[START OF INPUT FOR THIS TASK]

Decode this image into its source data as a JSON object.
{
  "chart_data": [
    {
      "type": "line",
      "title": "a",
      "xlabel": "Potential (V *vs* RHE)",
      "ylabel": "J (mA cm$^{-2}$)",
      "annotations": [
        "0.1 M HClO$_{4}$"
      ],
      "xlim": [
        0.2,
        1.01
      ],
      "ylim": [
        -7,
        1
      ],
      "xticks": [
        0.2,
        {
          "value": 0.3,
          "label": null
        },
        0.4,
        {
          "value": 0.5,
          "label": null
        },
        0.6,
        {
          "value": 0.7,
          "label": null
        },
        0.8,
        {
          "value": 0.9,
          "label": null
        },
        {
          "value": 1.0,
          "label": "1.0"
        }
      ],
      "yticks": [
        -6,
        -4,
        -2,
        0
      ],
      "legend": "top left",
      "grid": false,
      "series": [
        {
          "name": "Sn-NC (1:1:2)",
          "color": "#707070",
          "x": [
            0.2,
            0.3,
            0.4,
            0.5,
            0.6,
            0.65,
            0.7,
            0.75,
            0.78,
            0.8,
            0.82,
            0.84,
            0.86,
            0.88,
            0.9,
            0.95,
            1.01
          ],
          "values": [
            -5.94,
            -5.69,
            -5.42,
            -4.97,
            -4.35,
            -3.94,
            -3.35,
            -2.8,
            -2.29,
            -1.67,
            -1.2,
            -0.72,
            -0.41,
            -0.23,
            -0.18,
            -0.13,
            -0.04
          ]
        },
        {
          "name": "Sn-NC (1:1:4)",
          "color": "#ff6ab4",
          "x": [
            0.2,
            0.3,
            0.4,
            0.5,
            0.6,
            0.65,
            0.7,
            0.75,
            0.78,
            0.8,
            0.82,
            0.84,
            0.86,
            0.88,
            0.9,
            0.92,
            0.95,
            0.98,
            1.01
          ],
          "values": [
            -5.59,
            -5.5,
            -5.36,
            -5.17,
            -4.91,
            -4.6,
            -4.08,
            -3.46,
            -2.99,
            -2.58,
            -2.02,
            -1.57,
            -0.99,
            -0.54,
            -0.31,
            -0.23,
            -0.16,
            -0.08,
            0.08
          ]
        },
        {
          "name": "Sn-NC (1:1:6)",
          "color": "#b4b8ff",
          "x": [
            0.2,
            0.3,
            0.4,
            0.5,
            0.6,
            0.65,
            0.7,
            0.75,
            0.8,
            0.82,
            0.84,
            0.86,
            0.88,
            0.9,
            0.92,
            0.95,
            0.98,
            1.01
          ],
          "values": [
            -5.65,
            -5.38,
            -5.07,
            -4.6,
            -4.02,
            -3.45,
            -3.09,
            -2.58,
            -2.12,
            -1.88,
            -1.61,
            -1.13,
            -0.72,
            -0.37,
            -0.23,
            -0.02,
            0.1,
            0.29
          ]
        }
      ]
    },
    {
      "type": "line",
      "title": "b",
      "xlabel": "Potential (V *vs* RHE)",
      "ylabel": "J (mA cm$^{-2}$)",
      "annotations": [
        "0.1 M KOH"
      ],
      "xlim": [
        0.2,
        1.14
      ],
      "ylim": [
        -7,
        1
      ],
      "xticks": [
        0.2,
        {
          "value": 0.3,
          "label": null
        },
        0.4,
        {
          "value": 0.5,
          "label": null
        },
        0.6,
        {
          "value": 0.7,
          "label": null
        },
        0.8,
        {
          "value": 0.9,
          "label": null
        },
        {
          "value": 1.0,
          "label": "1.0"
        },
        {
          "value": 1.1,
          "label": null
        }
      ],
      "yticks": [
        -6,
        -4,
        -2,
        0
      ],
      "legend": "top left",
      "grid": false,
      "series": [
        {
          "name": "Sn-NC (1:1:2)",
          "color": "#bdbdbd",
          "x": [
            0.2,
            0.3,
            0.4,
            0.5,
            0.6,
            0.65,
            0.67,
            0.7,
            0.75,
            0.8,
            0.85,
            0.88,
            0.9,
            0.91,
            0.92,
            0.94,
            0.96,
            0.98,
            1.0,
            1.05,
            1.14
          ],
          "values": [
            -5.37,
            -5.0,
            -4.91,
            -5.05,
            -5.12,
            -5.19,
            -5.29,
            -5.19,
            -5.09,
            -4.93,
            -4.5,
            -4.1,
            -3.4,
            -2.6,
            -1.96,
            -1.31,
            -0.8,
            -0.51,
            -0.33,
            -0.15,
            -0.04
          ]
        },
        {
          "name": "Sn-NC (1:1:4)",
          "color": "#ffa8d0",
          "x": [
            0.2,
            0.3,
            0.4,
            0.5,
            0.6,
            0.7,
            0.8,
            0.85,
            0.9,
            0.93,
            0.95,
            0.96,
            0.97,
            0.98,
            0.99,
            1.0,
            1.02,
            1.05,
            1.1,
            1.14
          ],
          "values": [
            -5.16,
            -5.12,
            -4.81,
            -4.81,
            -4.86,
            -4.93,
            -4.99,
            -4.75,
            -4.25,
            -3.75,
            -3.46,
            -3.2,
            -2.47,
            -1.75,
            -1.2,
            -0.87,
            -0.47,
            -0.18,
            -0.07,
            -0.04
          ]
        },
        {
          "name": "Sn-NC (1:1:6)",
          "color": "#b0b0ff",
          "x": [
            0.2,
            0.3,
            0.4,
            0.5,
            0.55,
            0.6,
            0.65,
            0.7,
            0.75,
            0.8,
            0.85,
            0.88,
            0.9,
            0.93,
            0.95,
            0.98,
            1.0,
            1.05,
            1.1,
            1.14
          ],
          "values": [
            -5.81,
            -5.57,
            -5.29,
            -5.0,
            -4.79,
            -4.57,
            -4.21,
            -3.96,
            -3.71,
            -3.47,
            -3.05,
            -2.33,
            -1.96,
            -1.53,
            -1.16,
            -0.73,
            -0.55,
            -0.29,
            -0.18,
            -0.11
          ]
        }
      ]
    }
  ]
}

[END OF INPUT FOR THIS TASK]

_GOAL OF THE EXERCISE_: Copy out each record from above, exactly.

_SOLUTION TO THIS TASK_:
Decode this image into its source data as a JSON object.
{
  "chart_data": [
    {
      "type": "line",
      "title": "a",
      "xlabel": "Potential (V *vs* RHE)",
      "ylabel": "J (mA cm$^{-2}$)",
      "annotations": [
        "0.1 M HClO$_{4}$"
      ],
      "xlim": [
        0.2,
        1.01
      ],
      "ylim": [
        -7,
        1
      ],
      "xticks": [
        0.2,
        {
          "value": 0.3,
          "label": null
        },
        0.4,
        {
          "value": 0.5,
          "label": null
        },
        0.6,
        {
          "value": 0.7,
          "label": null
        },
        0.8,
        {
          "value": 0.9,
          "label": null
        },
        {
          "value": 1.0,
          "label": "1.0"
        }
      ],
      "yticks": [
        -6,
        -4,
        -2,
        0
      ],
      "legend": "top left",
      "grid": false,
      "series": [
        {
          "name": "Sn-NC (1:1:2)",
          "color": "#707070",
          "x": [
            0.2,
            0.3,
            0.4,
            0.5,
            0.6,
            0.65,
            0.7,
            0.75,
            0.78,
            0.8,
            0.82,
            0.84,
            0.86,
            0.88,
            0.9,
            0.95,
            1.01
          ],
          "values": [
            -5.94,
            -5.69,
            -5.42,
            -4.97,
            -4.35,
            -3.94,
            -3.35,
            -2.8,
            -2.29,
            -1.67,
            -1.2,
            -0.72,
            -0.41,
            -0.23,
            -0.18,
            -0.13,
            -0.04
          ]
        },
        {
          "name": "Sn-NC (1:1:4)",
          "color": "#ff6ab4",
          "x": [
            0.2,
            0.3,
            0.4,
            0.5,
            0.6,
            0.65,
            0.7,
            0.75,
            0.78,
            0.8,
            0.82,
            0.84,
            0.86,
            0.88,
            0.9,
            0.92,
            0.95,
            0.98,
            1.01
          ],
          "values": [
            -5.59,
            -5.5,
            -5.36,
            -5.17,
            -4.91,
            -4.6,
            -4.08,
            -3.46,
            -2.99,
            -2.58,
            -2.02,
            -1.57,
            -0.99,
            -0.54,
            -0.31,
            -0.23,
            -0.16,
            -0.08,
            0.08
          ]
        },
        {
          "name": "Sn-NC (1:1:6)",
          "color": "#b4b8ff",
          "x": [
            0.2,
            0.3,
            0.4,
            0.5,
            0.6,
            0.65,
            0.7,
            0.75,
            0.8,
            0.82,
            0.84,
            0.86,
            0.88,
            0.9,
            0.92,
            0.95,
            0.98,
            1.01
          ],
          "values": [
            -5.65,
            -5.38,
            -5.07,
            -4.6,
            -4.02,
            -3.45,
            -3.09,
            -2.58,
            -2.12,
            -1.88,
            -1.61,
            -1.13,
            -0.72,
            -0.37,
            -0.23,
            -0.02,
            0.1,
            0.29
          ]
        }
      ]
    },
    {
      "type": "line",
      "title": "b",
      "xlabel": "Potential (V *vs* RHE)",
      "ylabel": "J (mA cm$^{-2}$)",
      "annotations": [
        "0.1 M KOH"
      ],
      "xlim": [
        0.2,
        1.14
      ],
      "ylim": [
        -7,
        1
      ],
      "xticks": [
        0.2,
        {
          "value": 0.3,
          "label": null
        },
        0.4,
        {
          "value": 0.5,
          "label": null
        },
        0.6,
        {
          "value": 0.7,
          "label": null
        },
        0.8,
        {
          "value": 0.9,
          "label": null
        },
        {
          "value": 1.0,
          "label": "1.0"
        },
        {
          "value": 1.1,
          "label": null
        }
      ],
      "yticks": [
        -6,
        -4,
        -2,
        0
      ],
      "legend": "top left",
      "grid": false,
      "series": [
        {
          "name": "Sn-NC (1:1:2)",
          "color": "#bdbdbd",
          "x": [
            0.2,
            0.3,
            0.4,
            0.5,
            0.6,
            0.65,
            0.67,
            0.7,
            0.75,
            0.8,
            0.85,
            0.88,
            0.9,
            0.91,
            0.92,
            0.94,
            0.96,
            0.98,
            1.0,
            1.05,
            1.14
          ],
          "values": [
            -5.37,
            -5.0,
            -4.91,
            -5.05,
            -5.12,
            -5.19,
            -5.29,
            -5.19,
            -5.09,
            -4.93,
            -4.5,
            -4.1,
            -3.4,
            -2.6,
            -1.96,
            -1.31,
            -0.8,
            -0.51,
            -0.33,
            -0.15,
            -0.04
          ]
        },
        {
          "name": "Sn-NC (1:1:4)",
          "color": "#ffa8d0",
          "x": [
            0.2,
            0.3,
            0.4,
            0.5,
            0.6,
            0.7,
            0.8,
            0.85,
            0.9,
            0.93,
            0.95,
            0.96,
            0.97,
            0.98,
            0.99,
            1.0,
            1.02,
            1.05,
            1.1,
            1.14
          ],
          "values": [
            -5.16,
            -5.12,
            -4.81,
            -4.81,
            -4.86,
            -4.93,
            -4.99,
            -4.75,
            -4.25,
            -3.75,
            -3.46,
            -3.2,
            -2.47,
            -1.75,
            -1.2,
            -0.87,
            -0.47,
            -0.18,
            -0.07,
            -0.04
          ]
        },
        {
          "name": "Sn-NC (1:1:6)",
          "color": "#b0b0ff",
          "x": [
            0.2,
            0.3,
            0.4,
            0.5,
            0.55,
            0.6,
            0.65,
            0.7,
            0.75,
            0.8,
            0.85,
            0.88,
            0.9,
            0.93,
            0.95,
            0.98,
            1.0,
            1.05,
            1.1,
            1.14
          ],
          "values": [
            -5.81,
            -5.57,
            -5.29,
            -5.0,
            -4.79,
            -4.57,
            -4.21,
            -3.96,
            -3.71,
            -3.47,
            -3.05,
            -2.33,
            -1.96,
            -1.53,
            -1.16,
            -0.73,
            -0.55,
            -0.29,
            -0.18,
            -0.11
          ]
        }
      ]
    }
  ]
}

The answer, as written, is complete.